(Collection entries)
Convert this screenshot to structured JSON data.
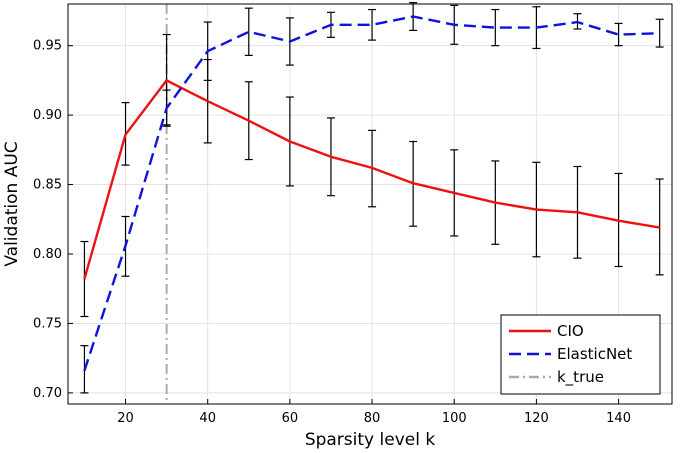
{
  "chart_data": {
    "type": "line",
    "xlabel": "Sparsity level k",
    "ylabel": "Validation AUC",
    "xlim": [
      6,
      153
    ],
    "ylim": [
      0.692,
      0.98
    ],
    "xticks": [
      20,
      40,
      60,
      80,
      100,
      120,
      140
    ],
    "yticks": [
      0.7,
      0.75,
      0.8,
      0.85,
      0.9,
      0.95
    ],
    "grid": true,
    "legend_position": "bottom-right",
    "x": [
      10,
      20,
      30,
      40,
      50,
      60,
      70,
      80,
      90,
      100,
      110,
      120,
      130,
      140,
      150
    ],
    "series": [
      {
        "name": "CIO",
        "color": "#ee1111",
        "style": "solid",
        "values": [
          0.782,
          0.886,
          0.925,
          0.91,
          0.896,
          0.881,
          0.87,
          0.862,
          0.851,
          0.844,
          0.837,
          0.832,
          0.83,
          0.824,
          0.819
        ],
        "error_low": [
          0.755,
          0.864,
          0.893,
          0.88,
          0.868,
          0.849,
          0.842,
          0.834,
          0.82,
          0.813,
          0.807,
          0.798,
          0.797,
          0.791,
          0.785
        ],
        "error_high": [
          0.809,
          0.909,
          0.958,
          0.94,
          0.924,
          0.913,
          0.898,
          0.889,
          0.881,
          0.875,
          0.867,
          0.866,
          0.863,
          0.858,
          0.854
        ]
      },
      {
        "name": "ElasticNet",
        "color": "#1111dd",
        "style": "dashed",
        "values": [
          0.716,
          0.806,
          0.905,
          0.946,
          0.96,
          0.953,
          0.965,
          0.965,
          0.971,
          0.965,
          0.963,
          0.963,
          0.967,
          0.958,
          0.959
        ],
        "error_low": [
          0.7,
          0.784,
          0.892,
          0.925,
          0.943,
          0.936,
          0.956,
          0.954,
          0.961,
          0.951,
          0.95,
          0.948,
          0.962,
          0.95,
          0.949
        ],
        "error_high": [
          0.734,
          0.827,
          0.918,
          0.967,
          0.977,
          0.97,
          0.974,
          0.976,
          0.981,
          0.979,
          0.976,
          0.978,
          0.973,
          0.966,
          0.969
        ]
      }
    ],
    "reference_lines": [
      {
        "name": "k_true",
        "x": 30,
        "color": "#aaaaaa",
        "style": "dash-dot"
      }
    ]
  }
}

WHAT NEEDS TO BE DONE - Transcribe the whole listing exactly. Pictures are excluded.

EXERCISE ANSWER -
Convert this screenshot to structured JSON data.
{
  "chart_data": {
    "type": "line",
    "xlabel": "Sparsity level k",
    "ylabel": "Validation AUC",
    "xlim": [
      6,
      153
    ],
    "ylim": [
      0.692,
      0.98
    ],
    "xticks": [
      20,
      40,
      60,
      80,
      100,
      120,
      140
    ],
    "yticks": [
      0.7,
      0.75,
      0.8,
      0.85,
      0.9,
      0.95
    ],
    "grid": true,
    "legend_position": "bottom-right",
    "x": [
      10,
      20,
      30,
      40,
      50,
      60,
      70,
      80,
      90,
      100,
      110,
      120,
      130,
      140,
      150
    ],
    "series": [
      {
        "name": "CIO",
        "color": "#ee1111",
        "style": "solid",
        "values": [
          0.782,
          0.886,
          0.925,
          0.91,
          0.896,
          0.881,
          0.87,
          0.862,
          0.851,
          0.844,
          0.837,
          0.832,
          0.83,
          0.824,
          0.819
        ],
        "error_low": [
          0.755,
          0.864,
          0.893,
          0.88,
          0.868,
          0.849,
          0.842,
          0.834,
          0.82,
          0.813,
          0.807,
          0.798,
          0.797,
          0.791,
          0.785
        ],
        "error_high": [
          0.809,
          0.909,
          0.958,
          0.94,
          0.924,
          0.913,
          0.898,
          0.889,
          0.881,
          0.875,
          0.867,
          0.866,
          0.863,
          0.858,
          0.854
        ]
      },
      {
        "name": "ElasticNet",
        "color": "#1111dd",
        "style": "dashed",
        "values": [
          0.716,
          0.806,
          0.905,
          0.946,
          0.96,
          0.953,
          0.965,
          0.965,
          0.971,
          0.965,
          0.963,
          0.963,
          0.967,
          0.958,
          0.959
        ],
        "error_low": [
          0.7,
          0.784,
          0.892,
          0.925,
          0.943,
          0.936,
          0.956,
          0.954,
          0.961,
          0.951,
          0.95,
          0.948,
          0.962,
          0.95,
          0.949
        ],
        "error_high": [
          0.734,
          0.827,
          0.918,
          0.967,
          0.977,
          0.97,
          0.974,
          0.976,
          0.981,
          0.979,
          0.976,
          0.978,
          0.973,
          0.966,
          0.969
        ]
      }
    ],
    "reference_lines": [
      {
        "name": "k_true",
        "x": 30,
        "color": "#aaaaaa",
        "style": "dash-dot"
      }
    ]
  }
}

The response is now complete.